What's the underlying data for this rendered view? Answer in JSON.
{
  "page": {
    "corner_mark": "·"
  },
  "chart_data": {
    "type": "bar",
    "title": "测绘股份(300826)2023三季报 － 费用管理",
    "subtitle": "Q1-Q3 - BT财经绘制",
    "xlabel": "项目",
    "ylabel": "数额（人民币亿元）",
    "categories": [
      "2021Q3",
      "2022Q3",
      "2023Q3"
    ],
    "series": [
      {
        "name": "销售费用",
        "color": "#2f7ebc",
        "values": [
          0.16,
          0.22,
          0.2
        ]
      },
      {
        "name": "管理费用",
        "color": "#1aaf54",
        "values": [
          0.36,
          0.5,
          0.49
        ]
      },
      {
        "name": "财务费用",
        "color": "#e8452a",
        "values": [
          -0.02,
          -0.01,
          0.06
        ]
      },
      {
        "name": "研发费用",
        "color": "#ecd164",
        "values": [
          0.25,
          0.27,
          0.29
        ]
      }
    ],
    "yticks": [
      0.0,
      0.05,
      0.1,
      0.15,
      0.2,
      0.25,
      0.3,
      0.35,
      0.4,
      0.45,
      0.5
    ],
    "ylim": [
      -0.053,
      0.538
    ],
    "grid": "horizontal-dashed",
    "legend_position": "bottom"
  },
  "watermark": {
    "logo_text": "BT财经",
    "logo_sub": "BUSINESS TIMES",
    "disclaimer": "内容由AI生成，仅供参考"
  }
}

## Your goal
Return all of the entries exactly as they were supplied.

## Final result
What's the underlying data for this rendered view? Answer in JSON.
{
  "page": {
    "corner_mark": "·"
  },
  "chart_data": {
    "type": "bar",
    "title": "测绘股份(300826)2023三季报 － 费用管理",
    "subtitle": "Q1-Q3 - BT财经绘制",
    "xlabel": "项目",
    "ylabel": "数额（人民币亿元）",
    "categories": [
      "2021Q3",
      "2022Q3",
      "2023Q3"
    ],
    "series": [
      {
        "name": "销售费用",
        "color": "#2f7ebc",
        "values": [
          0.16,
          0.22,
          0.2
        ]
      },
      {
        "name": "管理费用",
        "color": "#1aaf54",
        "values": [
          0.36,
          0.5,
          0.49
        ]
      },
      {
        "name": "财务费用",
        "color": "#e8452a",
        "values": [
          -0.02,
          -0.01,
          0.06
        ]
      },
      {
        "name": "研发费用",
        "color": "#ecd164",
        "values": [
          0.25,
          0.27,
          0.29
        ]
      }
    ],
    "yticks": [
      0.0,
      0.05,
      0.1,
      0.15,
      0.2,
      0.25,
      0.3,
      0.35,
      0.4,
      0.45,
      0.5
    ],
    "ylim": [
      -0.053,
      0.538
    ],
    "grid": "horizontal-dashed",
    "legend_position": "bottom"
  },
  "watermark": {
    "logo_text": "BT财经",
    "logo_sub": "BUSINESS TIMES",
    "disclaimer": "内容由AI生成，仅供参考"
  }
}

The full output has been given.